TASK REQUIREMENTS
Write out the entire listing below exactly as it appears, minus any pictures.

begin RECORDS SHOWN

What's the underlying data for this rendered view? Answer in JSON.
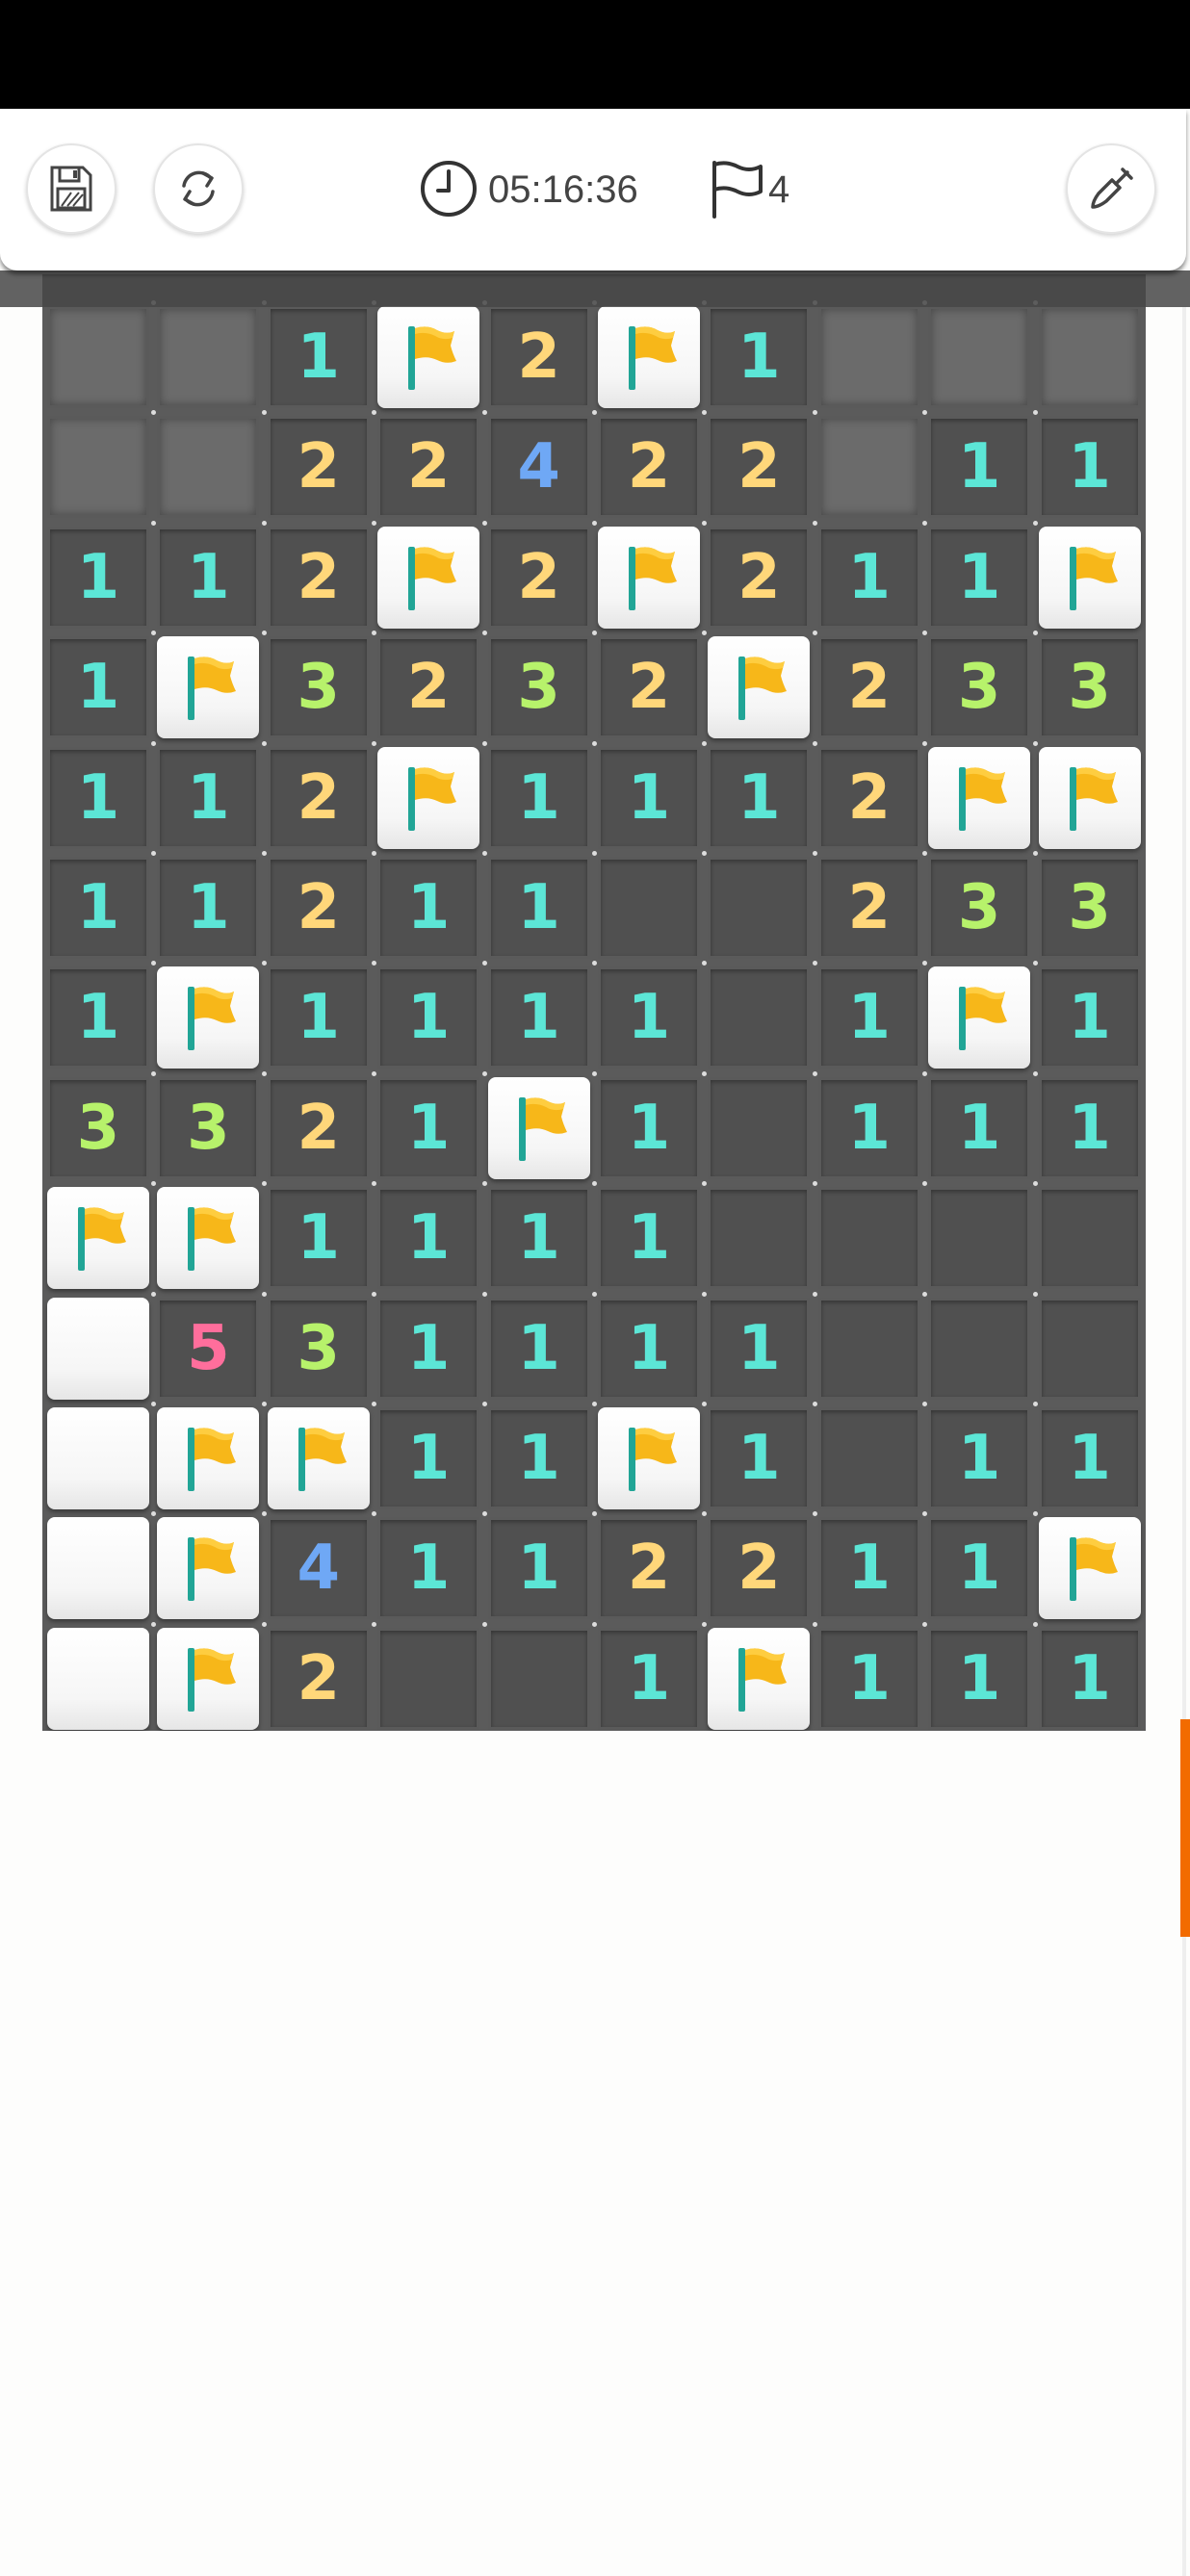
{
  "toolbar": {
    "timer": "05:16:36",
    "flags_remaining": "4",
    "buttons": [
      "save-icon",
      "restart-icon",
      "shovel-icon"
    ]
  },
  "colors": {
    "1": "#5ce6d6",
    "2": "#ffd77a",
    "3": "#b7f26b",
    "4": "#6fa8f5",
    "5": "#ff6e9c",
    "flag": "#f7b719",
    "flag_pole": "#21a596",
    "accent": "#f26b00"
  },
  "board": {
    "rows": [
      [
        "C",
        "C",
        "1",
        "F",
        "2",
        "F",
        "1",
        "C",
        "C",
        "C"
      ],
      [
        "C",
        "C",
        "2",
        "2",
        "4",
        "2",
        "2",
        "C",
        "1",
        "1"
      ],
      [
        "1",
        "1",
        "2",
        "F",
        "2",
        "F",
        "2",
        "1",
        "1",
        "F"
      ],
      [
        "1",
        "F",
        "3",
        "2",
        "3",
        "2",
        "F",
        "2",
        "3",
        "3"
      ],
      [
        "1",
        "1",
        "2",
        "F",
        "1",
        "1",
        "1",
        "2",
        "F",
        "F"
      ],
      [
        "1",
        "1",
        "2",
        "1",
        "1",
        "O",
        "O",
        "2",
        "3",
        "3"
      ],
      [
        "1",
        "F",
        "1",
        "1",
        "1",
        "1",
        "O",
        "1",
        "F",
        "1"
      ],
      [
        "3",
        "3",
        "2",
        "1",
        "F",
        "1",
        "O",
        "1",
        "1",
        "1"
      ],
      [
        "F",
        "F",
        "1",
        "1",
        "1",
        "1",
        "O",
        "O",
        "O",
        "O"
      ],
      [
        "W",
        "5",
        "3",
        "1",
        "1",
        "1",
        "1",
        "O",
        "O",
        "O"
      ],
      [
        "W",
        "F",
        "F",
        "1",
        "1",
        "F",
        "1",
        "O",
        "1",
        "1"
      ],
      [
        "W",
        "F",
        "4",
        "1",
        "1",
        "2",
        "2",
        "1",
        "1",
        "F"
      ],
      [
        "W",
        "F",
        "2",
        "O",
        "O",
        "1",
        "F",
        "1",
        "1",
        "1"
      ]
    ]
  }
}
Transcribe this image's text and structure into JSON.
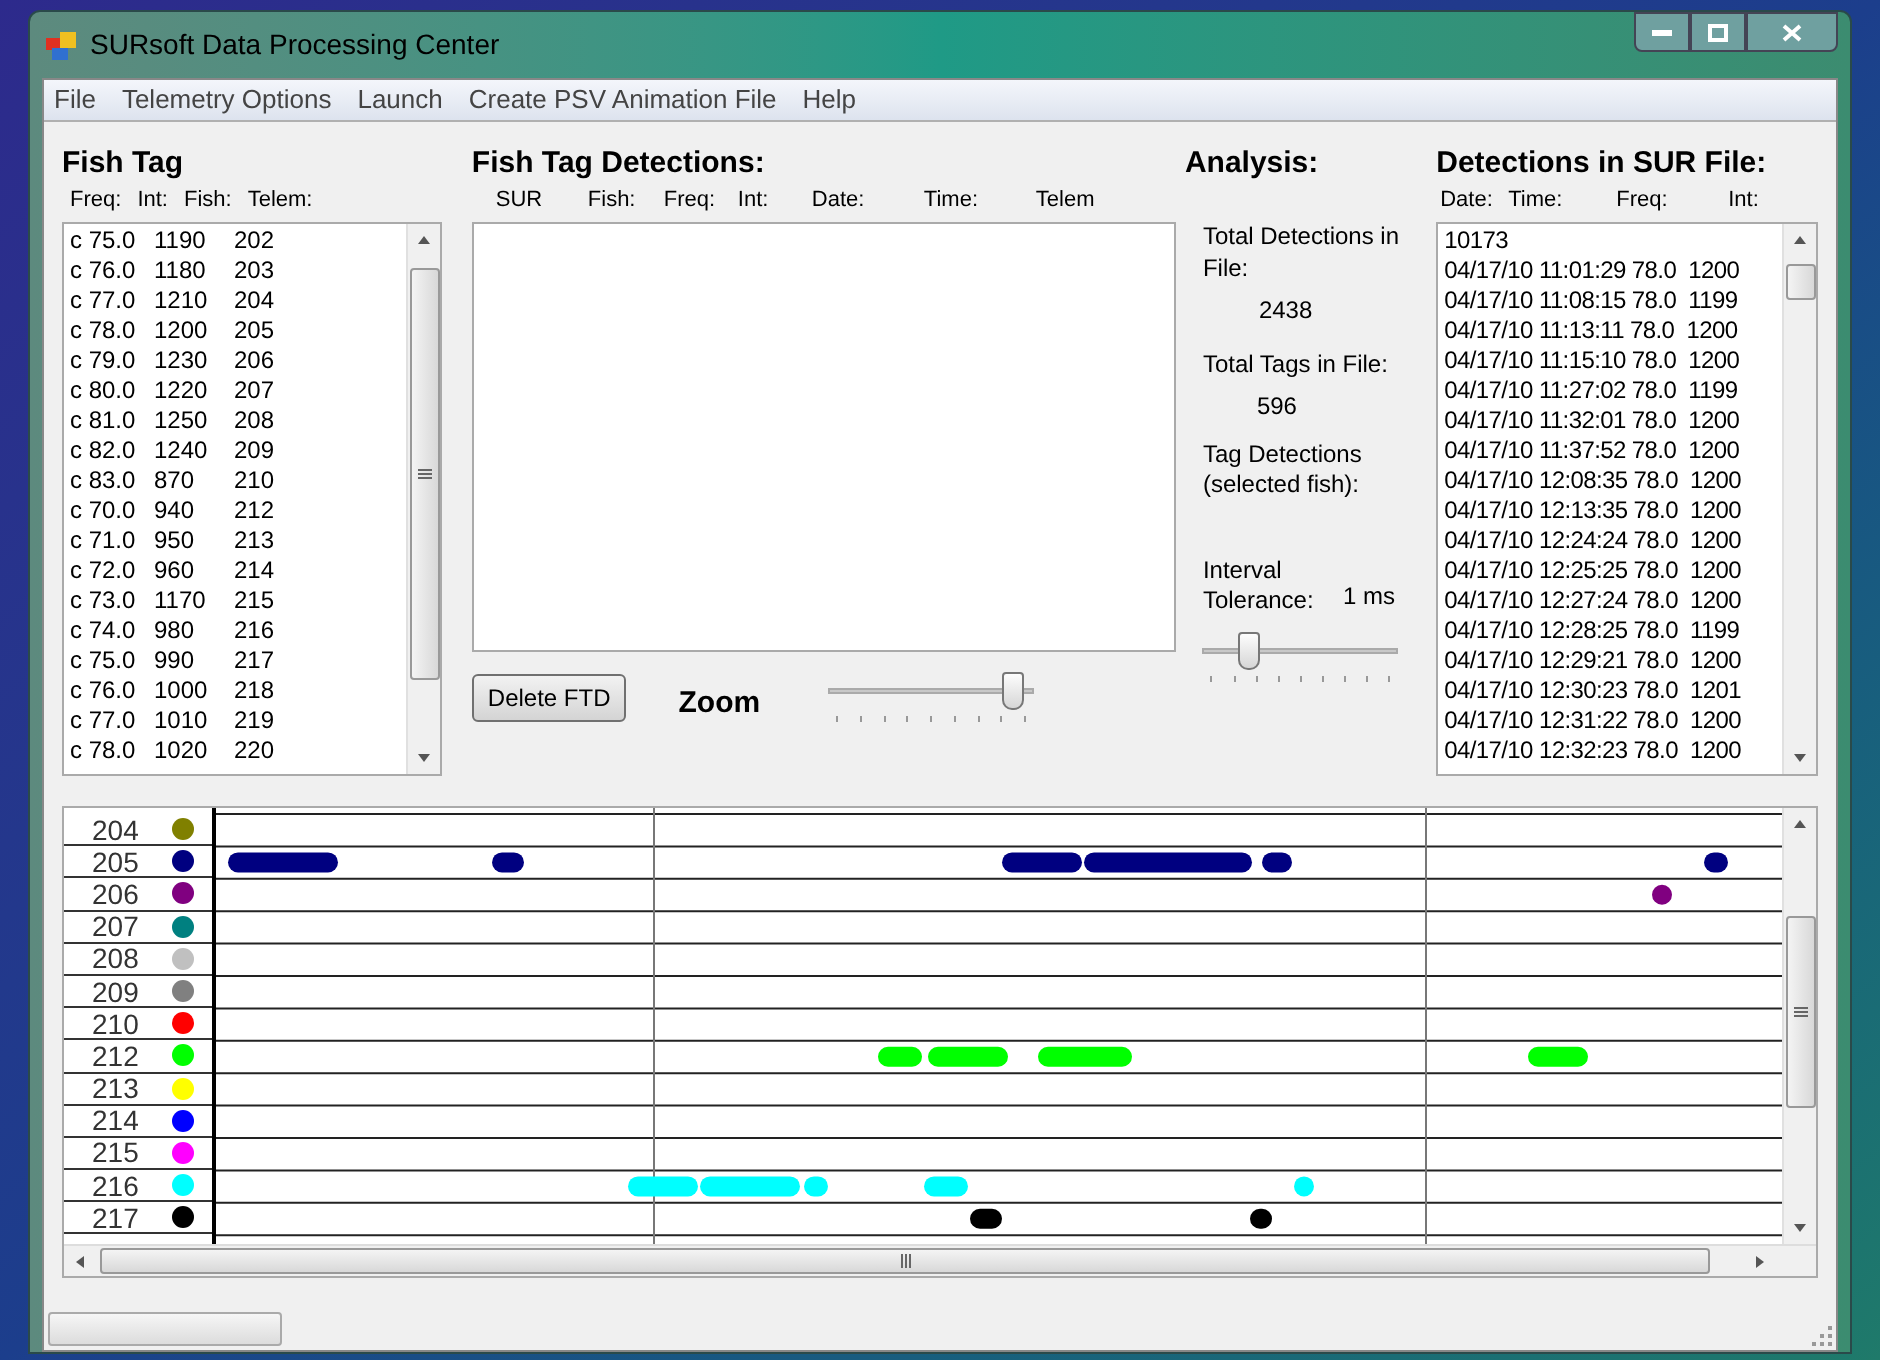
{
  "window": {
    "title": "SURsoft Data Processing Center"
  },
  "menu": [
    "File",
    "Telemetry Options",
    "Launch",
    "Create PSV Animation File",
    "Help"
  ],
  "fish_tag": {
    "title": "Fish Tag",
    "columns": [
      "Freq:",
      "Int:",
      "Fish:",
      "Telem:"
    ],
    "rows": [
      [
        "c 75.0",
        "1190",
        "202"
      ],
      [
        "c 76.0",
        "1180",
        "203"
      ],
      [
        "c 77.0",
        "1210",
        "204"
      ],
      [
        "c 78.0",
        "1200",
        "205"
      ],
      [
        "c 79.0",
        "1230",
        "206"
      ],
      [
        "c 80.0",
        "1220",
        "207"
      ],
      [
        "c 81.0",
        "1250",
        "208"
      ],
      [
        "c 82.0",
        "1240",
        "209"
      ],
      [
        "c 83.0",
        "870",
        "210"
      ],
      [
        "c 70.0",
        "940",
        "212"
      ],
      [
        "c 71.0",
        "950",
        "213"
      ],
      [
        "c 72.0",
        "960",
        "214"
      ],
      [
        "c 73.0",
        "1170",
        "215"
      ],
      [
        "c 74.0",
        "980",
        "216"
      ],
      [
        "c 75.0",
        "990",
        "217"
      ],
      [
        "c 76.0",
        "1000",
        "218"
      ],
      [
        "c 77.0",
        "1010",
        "219"
      ],
      [
        "c 78.0",
        "1020",
        "220"
      ]
    ]
  },
  "detections": {
    "title": "Fish Tag Detections:",
    "columns": [
      "SUR",
      "Fish:",
      "Freq:",
      "Int:",
      "Date:",
      "Time:",
      "Telem"
    ],
    "delete_button": "Delete FTD",
    "zoom": {
      "label": "Zoom",
      "level": 0.95
    }
  },
  "analysis": {
    "title": "Analysis:",
    "total_detections_label": "Total Detections in File:",
    "total_detections": "2438",
    "total_tags_label": "Total Tags in File:",
    "total_tags": "596",
    "tag_detections_label": "Tag Detections (selected fish):",
    "interval_label": "Interval Tolerance:",
    "interval_value": "1 ms",
    "interval_slider": {
      "level": 0.2
    }
  },
  "sur_file": {
    "title": "Detections in SUR File:",
    "columns": [
      "Date:",
      "Time:",
      "Freq:",
      "Int:"
    ],
    "rows": [
      "10173",
      "04/17/10 11:01:29 78.0  1200",
      "04/17/10 11:08:15 78.0  1199",
      "04/17/10 11:13:11 78.0  1200",
      "04/17/10 11:15:10 78.0  1200",
      "04/17/10 11:27:02 78.0  1199",
      "04/17/10 11:32:01 78.0  1200",
      "04/17/10 11:37:52 78.0  1200",
      "04/17/10 12:08:35 78.0  1200",
      "04/17/10 12:13:35 78.0  1200",
      "04/17/10 12:24:24 78.0  1200",
      "04/17/10 12:25:25 78.0  1200",
      "04/17/10 12:27:24 78.0  1200",
      "04/17/10 12:28:25 78.0  1199",
      "04/17/10 12:29:21 78.0  1200",
      "04/17/10 12:30:23 78.0  1201",
      "04/17/10 12:31:22 78.0  1200",
      "04/17/10 12:32:23 78.0  1200"
    ]
  },
  "timeline": {
    "tracks": [
      {
        "fish": "204",
        "color": "#808000"
      },
      {
        "fish": "205",
        "color": "#000080"
      },
      {
        "fish": "206",
        "color": "#800080"
      },
      {
        "fish": "207",
        "color": "#008080"
      },
      {
        "fish": "208",
        "color": "#c0c0c0"
      },
      {
        "fish": "209",
        "color": "#808080"
      },
      {
        "fish": "210",
        "color": "#ff0000"
      },
      {
        "fish": "212",
        "color": "#00ff00"
      },
      {
        "fish": "213",
        "color": "#ffff00"
      },
      {
        "fish": "214",
        "color": "#0000ff"
      },
      {
        "fish": "215",
        "color": "#ff00ff"
      },
      {
        "fish": "216",
        "color": "#00ffff"
      },
      {
        "fish": "217",
        "color": "#000000"
      }
    ]
  },
  "status_bar": {
    "progress": {
      "level": 0
    }
  }
}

end RECORDS SHOWN

THE SOLUTION
What's the underlying data for this rendered view? Answer in JSON.
{
  "toolbar": {
    "timer": "05:16:36",
    "flags_remaining": "4",
    "buttons": [
      "save-icon",
      "restart-icon",
      "shovel-icon"
    ]
  },
  "colors": {
    "1": "#5ce6d6",
    "2": "#ffd77a",
    "3": "#b7f26b",
    "4": "#6fa8f5",
    "5": "#ff6e9c",
    "flag": "#f7b719",
    "flag_pole": "#21a596",
    "accent": "#f26b00"
  },
  "board": {
    "rows": [
      [
        "C",
        "C",
        "1",
        "F",
        "2",
        "F",
        "1",
        "C",
        "C",
        "C"
      ],
      [
        "C",
        "C",
        "2",
        "2",
        "4",
        "2",
        "2",
        "C",
        "1",
        "1"
      ],
      [
        "1",
        "1",
        "2",
        "F",
        "2",
        "F",
        "2",
        "1",
        "1",
        "F"
      ],
      [
        "1",
        "F",
        "3",
        "2",
        "3",
        "2",
        "F",
        "2",
        "3",
        "3"
      ],
      [
        "1",
        "1",
        "2",
        "F",
        "1",
        "1",
        "1",
        "2",
        "F",
        "F"
      ],
      [
        "1",
        "1",
        "2",
        "1",
        "1",
        "O",
        "O",
        "2",
        "3",
        "3"
      ],
      [
        "1",
        "F",
        "1",
        "1",
        "1",
        "1",
        "O",
        "1",
        "F",
        "1"
      ],
      [
        "3",
        "3",
        "2",
        "1",
        "F",
        "1",
        "O",
        "1",
        "1",
        "1"
      ],
      [
        "F",
        "F",
        "1",
        "1",
        "1",
        "1",
        "O",
        "O",
        "O",
        "O"
      ],
      [
        "W",
        "5",
        "3",
        "1",
        "1",
        "1",
        "1",
        "O",
        "O",
        "O"
      ],
      [
        "W",
        "F",
        "F",
        "1",
        "1",
        "F",
        "1",
        "O",
        "1",
        "1"
      ],
      [
        "W",
        "F",
        "4",
        "1",
        "1",
        "2",
        "2",
        "1",
        "1",
        "F"
      ],
      [
        "W",
        "F",
        "2",
        "O",
        "O",
        "1",
        "F",
        "1",
        "1",
        "1"
      ]
    ]
  }
}
Transcribe this image's text and structure into JSON.
{
  "window": {
    "title": "SURsoft Data Processing Center"
  },
  "menu": [
    "File",
    "Telemetry Options",
    "Launch",
    "Create PSV Animation File",
    "Help"
  ],
  "fish_tag": {
    "title": "Fish Tag",
    "columns": [
      "Freq:",
      "Int:",
      "Fish:",
      "Telem:"
    ],
    "rows": [
      [
        "c 75.0",
        "1190",
        "202"
      ],
      [
        "c 76.0",
        "1180",
        "203"
      ],
      [
        "c 77.0",
        "1210",
        "204"
      ],
      [
        "c 78.0",
        "1200",
        "205"
      ],
      [
        "c 79.0",
        "1230",
        "206"
      ],
      [
        "c 80.0",
        "1220",
        "207"
      ],
      [
        "c 81.0",
        "1250",
        "208"
      ],
      [
        "c 82.0",
        "1240",
        "209"
      ],
      [
        "c 83.0",
        "870",
        "210"
      ],
      [
        "c 70.0",
        "940",
        "212"
      ],
      [
        "c 71.0",
        "950",
        "213"
      ],
      [
        "c 72.0",
        "960",
        "214"
      ],
      [
        "c 73.0",
        "1170",
        "215"
      ],
      [
        "c 74.0",
        "980",
        "216"
      ],
      [
        "c 75.0",
        "990",
        "217"
      ],
      [
        "c 76.0",
        "1000",
        "218"
      ],
      [
        "c 77.0",
        "1010",
        "219"
      ],
      [
        "c 78.0",
        "1020",
        "220"
      ]
    ]
  },
  "detections": {
    "title": "Fish Tag Detections:",
    "columns": [
      "SUR",
      "Fish:",
      "Freq:",
      "Int:",
      "Date:",
      "Time:",
      "Telem"
    ],
    "delete_button": "Delete FTD",
    "zoom": {
      "label": "Zoom",
      "level": 0.95
    }
  },
  "analysis": {
    "title": "Analysis:",
    "total_detections_label": "Total Detections in File:",
    "total_detections": "2438",
    "total_tags_label": "Total Tags in File:",
    "total_tags": "596",
    "tag_detections_label": "Tag Detections (selected fish):",
    "interval_label": "Interval Tolerance:",
    "interval_value": "1 ms",
    "interval_slider": {
      "level": 0.2
    }
  },
  "sur_file": {
    "title": "Detections in SUR File:",
    "columns": [
      "Date:",
      "Time:",
      "Freq:",
      "Int:"
    ],
    "rows": [
      "10173",
      "04/17/10 11:01:29 78.0  1200",
      "04/17/10 11:08:15 78.0  1199",
      "04/17/10 11:13:11 78.0  1200",
      "04/17/10 11:15:10 78.0  1200",
      "04/17/10 11:27:02 78.0  1199",
      "04/17/10 11:32:01 78.0  1200",
      "04/17/10 11:37:52 78.0  1200",
      "04/17/10 12:08:35 78.0  1200",
      "04/17/10 12:13:35 78.0  1200",
      "04/17/10 12:24:24 78.0  1200",
      "04/17/10 12:25:25 78.0  1200",
      "04/17/10 12:27:24 78.0  1200",
      "04/17/10 12:28:25 78.0  1199",
      "04/17/10 12:29:21 78.0  1200",
      "04/17/10 12:30:23 78.0  1201",
      "04/17/10 12:31:22 78.0  1200",
      "04/17/10 12:32:23 78.0  1200"
    ]
  },
  "timeline": {
    "tracks": [
      {
        "fish": "204",
        "color": "#808000"
      },
      {
        "fish": "205",
        "color": "#000080"
      },
      {
        "fish": "206",
        "color": "#800080"
      },
      {
        "fish": "207",
        "color": "#008080"
      },
      {
        "fish": "208",
        "color": "#c0c0c0"
      },
      {
        "fish": "209",
        "color": "#808080"
      },
      {
        "fish": "210",
        "color": "#ff0000"
      },
      {
        "fish": "212",
        "color": "#00ff00"
      },
      {
        "fish": "213",
        "color": "#ffff00"
      },
      {
        "fish": "214",
        "color": "#0000ff"
      },
      {
        "fish": "215",
        "color": "#ff00ff"
      },
      {
        "fish": "216",
        "color": "#00ffff"
      },
      {
        "fish": "217",
        "color": "#000000"
      }
    ]
  },
  "status_bar": {
    "progress": {
      "level": 0
    }
  }
}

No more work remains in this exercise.